(Stored data entries)
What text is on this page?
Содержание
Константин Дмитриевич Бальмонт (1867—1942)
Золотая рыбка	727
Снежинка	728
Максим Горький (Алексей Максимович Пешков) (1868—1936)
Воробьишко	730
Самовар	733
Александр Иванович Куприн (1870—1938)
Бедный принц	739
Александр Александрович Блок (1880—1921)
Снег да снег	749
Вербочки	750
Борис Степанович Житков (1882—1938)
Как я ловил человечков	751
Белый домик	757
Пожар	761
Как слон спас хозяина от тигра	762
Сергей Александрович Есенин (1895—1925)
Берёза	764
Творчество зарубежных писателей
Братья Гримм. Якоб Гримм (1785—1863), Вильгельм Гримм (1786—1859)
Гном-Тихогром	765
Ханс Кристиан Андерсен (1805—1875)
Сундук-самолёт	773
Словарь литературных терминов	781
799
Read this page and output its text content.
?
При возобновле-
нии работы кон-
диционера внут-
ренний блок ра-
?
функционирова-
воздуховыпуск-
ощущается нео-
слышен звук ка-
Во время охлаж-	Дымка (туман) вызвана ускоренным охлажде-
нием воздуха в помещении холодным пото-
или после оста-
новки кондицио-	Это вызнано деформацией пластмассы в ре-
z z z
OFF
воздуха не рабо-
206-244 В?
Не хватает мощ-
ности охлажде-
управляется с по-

* Exercise description: Quote each line of the data above exactly as written.

* Answer:
What text is on this page?
Содержание
Константин Дмитриевич Бальмонт (1867—1942)
Золотая рыбка	727
Снежинка	728
Максим Горький (Алексей Максимович Пешков) (1868—1936)
Воробьишко	730
Самовар	733
Александр Иванович Куприн (1870—1938)
Бедный принц	739
Александр Александрович Блок (1880—1921)
Снег да снег	749
Вербочки	750
Борис Степанович Житков (1882—1938)
Как я ловил человечков	751
Белый домик	757
Пожар	761
Как слон спас хозяина от тигра	762
Сергей Александрович Есенин (1895—1925)
Берёза	764
Творчество зарубежных писателей
Братья Гримм. Якоб Гримм (1785—1863), Вильгельм Гримм (1786—1859)
Гном-Тихогром	765
Ханс Кристиан Андерсен (1805—1875)
Сундук-самолёт	773
Словарь литературных терминов	781
799
Read this page and output its text content.
?
При возобновле-
нии работы кон-
диционера внут-
ренний блок ра-
?
функционирова-
воздуховыпуск-
ощущается нео-
слышен звук ка-
Во время охлаж-	Дымка (туман) вызвана ускоренным охлажде-
нием воздуха в помещении холодным пото-
или после оста-
новки кондицио-	Это вызнано деформацией пластмассы в ре-
z z z
OFF
воздуха не рабо-
206-244 В?
Не хватает мощ-
ности охлажде-
управляется с по-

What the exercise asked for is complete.